(Saved data entries)
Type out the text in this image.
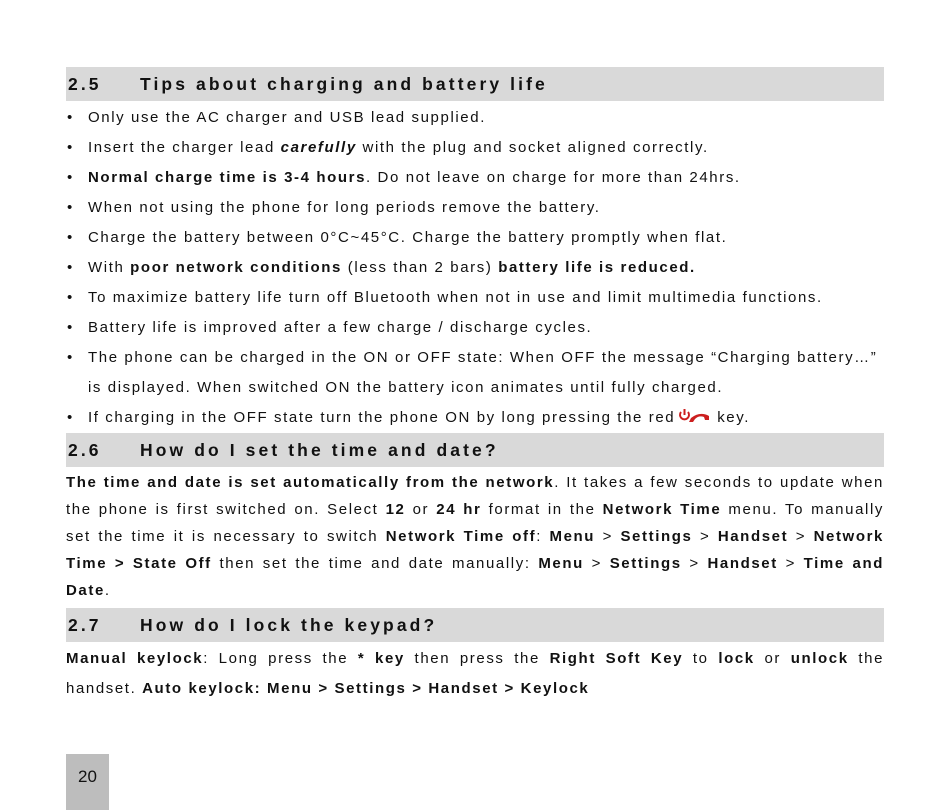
2.5	Tips about charging and battery life
• Only use the AC charger and USB lead supplied.
• Insert the charger lead carefully with the plug and socket aligned correctly.
• Normal charge time is 3-4 hours. Do not leave on charge for more than 24hrs.
• When not using the phone for long periods remove the battery.
• Charge the battery between 0°C~45°C. Charge the battery promptly when flat.
• With poor network conditions (less than 2 bars) battery life is reduced.
• To maximize battery life turn off Bluetooth when not in use and limit multimedia functions.
• Battery life is improved after a few charge / discharge cycles.
• The phone can be charged in the ON or OFF state: When OFF the message “Charging battery…”
is displayed. When switched ON the battery icon animates until fully charged.
• If charging in the OFF state turn the phone ON by long pressing the red	key.
2.6	How do I set the time and date?
The time and date is set automatically from the network. It takes a few seconds to update when the phone is first switched on. Select 12 or 24 hr format in the Network Time menu. To manually set the time it is necessary to switch Network Time off: Menu > Settings > Handset > Network Time > State Off then set the time and date manually: Menu > Settings > Handset > Time and Date.
2.7	How do I lock the keypad?
Manual keylock: Long press the * key then press the Right Soft Key to lock or unlock the handset. Auto keylock: Menu > Settings > Handset > Keylock
20
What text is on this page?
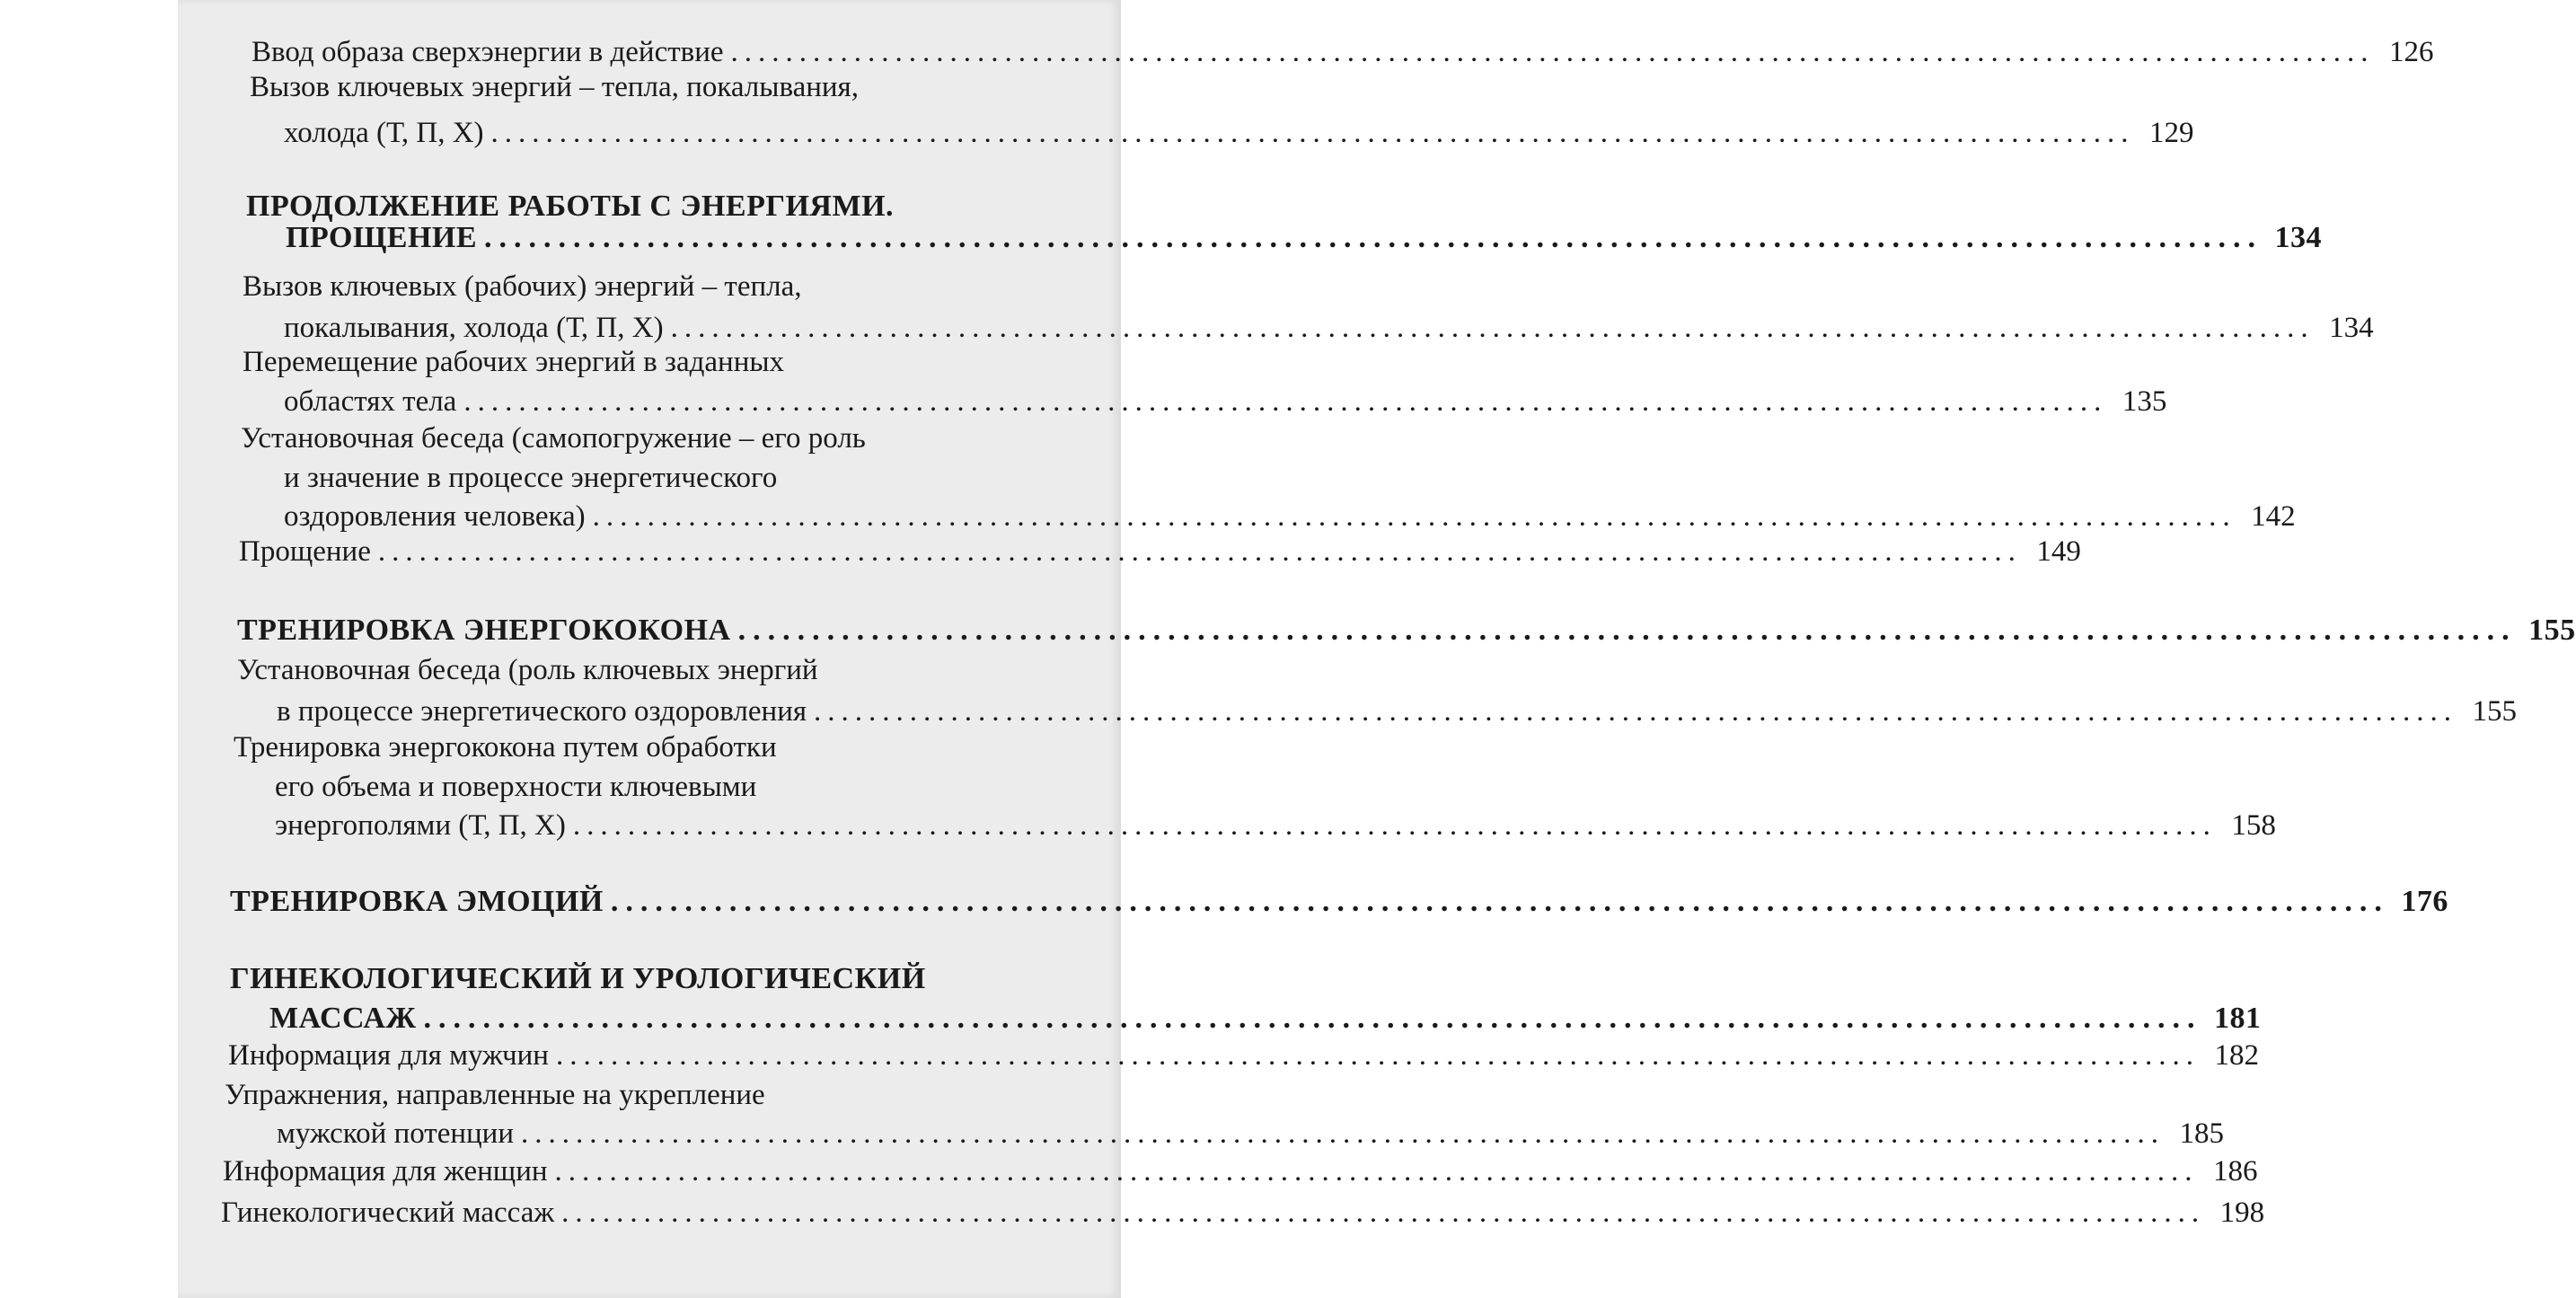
Ввод образа сверхэнергии в действие ........................................................................................................................ 126
Вызов ключевых энергий – тепла, покалывания,
холода (Т, П, Х) ........................................................................................................................ 129
ПРОДОЛЖЕНИЕ РАБОТЫ С ЭНЕРГИЯМИ.
ПРОЩЕНИЕ ........................................................................................................................ 134
Вызов ключевых (рабочих) энергий – тепла,
покалывания, холода (Т, П, Х) ........................................................................................................................ 134
Перемещение рабочих энергий в заданных
областях тела ........................................................................................................................ 135
Установочная беседа (самопогружение – его роль
и значение в процессе энергетического
оздоровления человека) ........................................................................................................................ 142
Прощение ........................................................................................................................ 149
ТРЕНИРОВКА ЭНЕРГОКОКОНА ........................................................................................................................ 155
Установочная беседа (роль ключевых энергий
в процессе энергетического оздоровления ........................................................................................................................ 155
Тренировка энергококона путем обработки
его объема и поверхности ключевыми
энергополями (Т, П, Х) ........................................................................................................................ 158
ТРЕНИРОВКА ЭМОЦИЙ ........................................................................................................................ 176
ГИНЕКОЛОГИЧЕСКИЙ И УРОЛОГИЧЕСКИЙ
МАССАЖ ........................................................................................................................ 181
Информация для мужчин ........................................................................................................................ 182
Упражнения, направленные на укрепление
мужской потенции ........................................................................................................................ 185
Информация для женщин ........................................................................................................................ 186
Гинекологический массаж ........................................................................................................................ 198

▶ [Instructions for the task]: Please list every line of the records that contains "than".

▶ [Task result]:
• Normal charge time is 3-4 hours. Do not leave on charge for more than 24hrs.
• With poor network conditions (less than 2 bars) battery life is reduced.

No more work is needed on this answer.